▸ Work to be completed
Filter the records for lines holding the string "title".

Saved entries

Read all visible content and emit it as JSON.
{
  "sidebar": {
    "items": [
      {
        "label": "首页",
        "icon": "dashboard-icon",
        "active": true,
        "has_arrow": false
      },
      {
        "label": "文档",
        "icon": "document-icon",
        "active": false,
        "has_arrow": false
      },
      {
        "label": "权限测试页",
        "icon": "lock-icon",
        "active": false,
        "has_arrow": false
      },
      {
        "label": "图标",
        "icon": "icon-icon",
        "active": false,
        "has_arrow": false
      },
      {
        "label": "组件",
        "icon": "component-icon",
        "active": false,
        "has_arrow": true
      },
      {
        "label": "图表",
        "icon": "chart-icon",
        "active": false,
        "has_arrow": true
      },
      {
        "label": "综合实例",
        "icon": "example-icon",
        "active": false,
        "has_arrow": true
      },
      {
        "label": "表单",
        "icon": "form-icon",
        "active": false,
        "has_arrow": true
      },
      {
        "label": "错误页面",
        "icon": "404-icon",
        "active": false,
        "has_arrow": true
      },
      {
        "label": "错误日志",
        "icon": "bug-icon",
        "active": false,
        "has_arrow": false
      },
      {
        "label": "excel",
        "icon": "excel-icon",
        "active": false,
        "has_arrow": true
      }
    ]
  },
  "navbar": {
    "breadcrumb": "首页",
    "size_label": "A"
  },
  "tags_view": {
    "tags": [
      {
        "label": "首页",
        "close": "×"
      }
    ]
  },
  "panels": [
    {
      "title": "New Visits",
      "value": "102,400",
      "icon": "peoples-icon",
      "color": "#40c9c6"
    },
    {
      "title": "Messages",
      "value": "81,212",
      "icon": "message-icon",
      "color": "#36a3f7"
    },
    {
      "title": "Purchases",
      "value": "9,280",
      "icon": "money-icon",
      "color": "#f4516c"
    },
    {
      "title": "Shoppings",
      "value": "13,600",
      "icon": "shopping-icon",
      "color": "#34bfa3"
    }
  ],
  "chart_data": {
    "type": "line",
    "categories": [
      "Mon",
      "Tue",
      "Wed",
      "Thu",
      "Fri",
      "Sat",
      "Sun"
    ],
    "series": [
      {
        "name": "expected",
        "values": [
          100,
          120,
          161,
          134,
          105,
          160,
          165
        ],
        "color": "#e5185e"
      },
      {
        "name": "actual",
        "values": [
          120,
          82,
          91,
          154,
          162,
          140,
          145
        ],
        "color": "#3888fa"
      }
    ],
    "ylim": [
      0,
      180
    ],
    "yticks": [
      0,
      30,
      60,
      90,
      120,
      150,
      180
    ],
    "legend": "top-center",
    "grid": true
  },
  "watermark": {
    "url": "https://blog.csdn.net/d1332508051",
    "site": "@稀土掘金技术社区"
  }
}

▸ Task answer
      "title": "New Visits",
      "title": "Messages",
      "title": "Purchases",
      "title": "Shoppings",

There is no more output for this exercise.